----- INPUT MATERIAL

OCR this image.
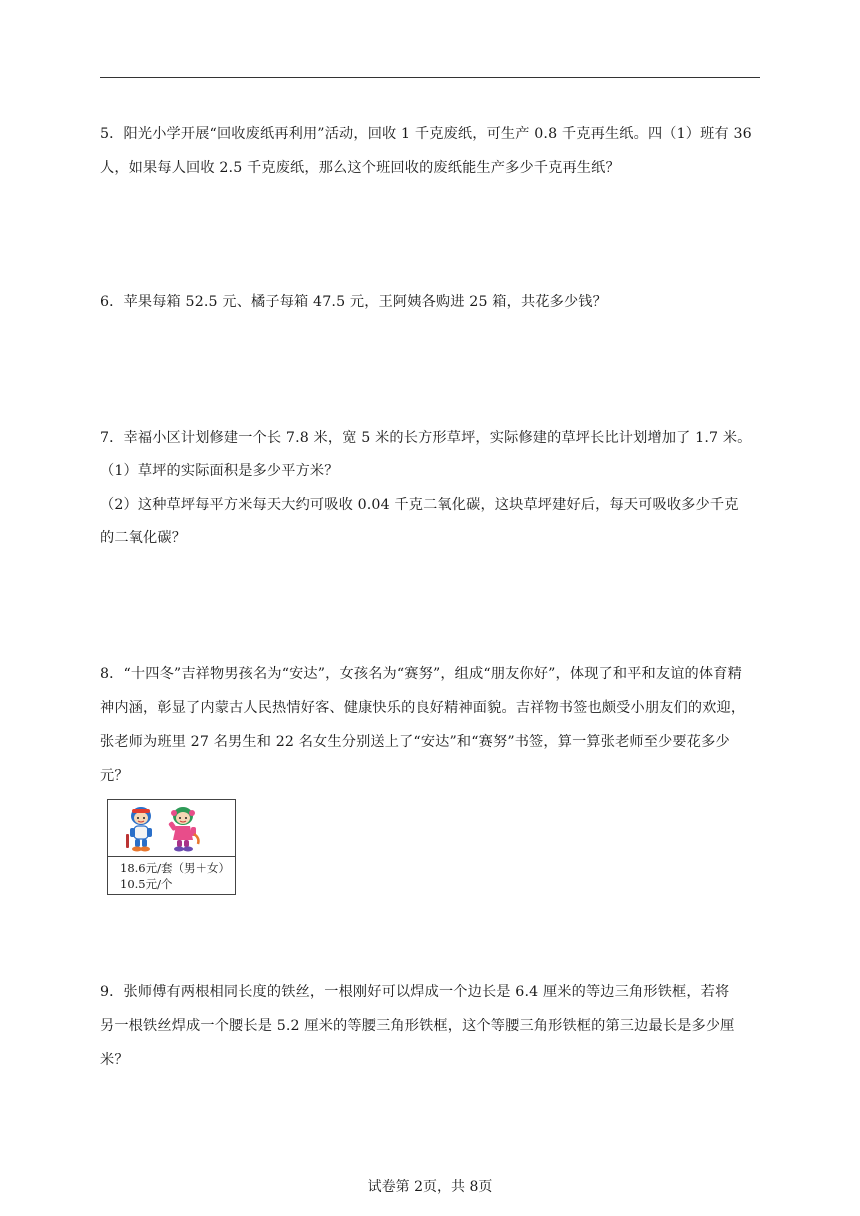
5．阳光小学开展“回收废纸再利用”活动，回收 1 千克废纸，可生产 0.8 千克再生纸。四（1）班有 36
人，如果每人回收 2.5 千克废纸，那么这个班回收的废纸能生产多少千克再生纸？
6．苹果每箱 52.5 元、橘子每箱 47.5 元，王阿姨各购进 25 箱，共花多少钱？
7．幸福小区计划修建一个长 7.8 米，宽 5 米的长方形草坪，实际修建的草坪长比计划增加了 1.7 米。
（1）草坪的实际面积是多少平方米？
（2）这种草坪每平方米每天大约可吸收 0.04 千克二氧化碳，这块草坪建好后，每天可吸收多少千克
的二氧化碳？
8．“十四冬”吉祥物男孩名为“安达”，女孩名为“赛努”，组成“朋友你好”，体现了和平和友谊的体育精
神内涵，彰显了内蒙古人民热情好客、健康快乐的良好精神面貌。吉祥物书签也颇受小朋友们的欢迎，
张老师为班里 27 名男生和 22 名女生分别送上了“安达”和“赛努”书签，算一算张老师至少要花多少
元？
18.6元/套（男＋女）
10.5元/个
9．张师傅有两根相同长度的铁丝，一根刚好可以焊成一个边长是 6.4 厘米的等边三角形铁框，若将
另一根铁丝焊成一个腰长是 5.2 厘米的等腰三角形铁框，这个等腰三角形铁框的第三边最长是多少厘
米？
试卷第 2页，共 8页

----------

◆ **PROBLEM**: Transcribe all of the entries word for word, but skip any pictures they contain.

◆ **OUTPUT FOR THIS EXERCISE**:
OCR this image.
5．阳光小学开展“回收废纸再利用”活动，回收 1 千克废纸，可生产 0.8 千克再生纸。四（1）班有 36
人，如果每人回收 2.5 千克废纸，那么这个班回收的废纸能生产多少千克再生纸？
6．苹果每箱 52.5 元、橘子每箱 47.5 元，王阿姨各购进 25 箱，共花多少钱？
7．幸福小区计划修建一个长 7.8 米，宽 5 米的长方形草坪，实际修建的草坪长比计划增加了 1.7 米。
（1）草坪的实际面积是多少平方米？
（2）这种草坪每平方米每天大约可吸收 0.04 千克二氧化碳，这块草坪建好后，每天可吸收多少千克
的二氧化碳？
8．“十四冬”吉祥物男孩名为“安达”，女孩名为“赛努”，组成“朋友你好”，体现了和平和友谊的体育精
神内涵，彰显了内蒙古人民热情好客、健康快乐的良好精神面貌。吉祥物书签也颇受小朋友们的欢迎，
张老师为班里 27 名男生和 22 名女生分别送上了“安达”和“赛努”书签，算一算张老师至少要花多少
元？
18.6元/套（男＋女）
10.5元/个
9．张师傅有两根相同长度的铁丝，一根刚好可以焊成一个边长是 6.4 厘米的等边三角形铁框，若将
另一根铁丝焊成一个腰长是 5.2 厘米的等腰三角形铁框，这个等腰三角形铁框的第三边最长是多少厘
米？
试卷第 2页，共 8页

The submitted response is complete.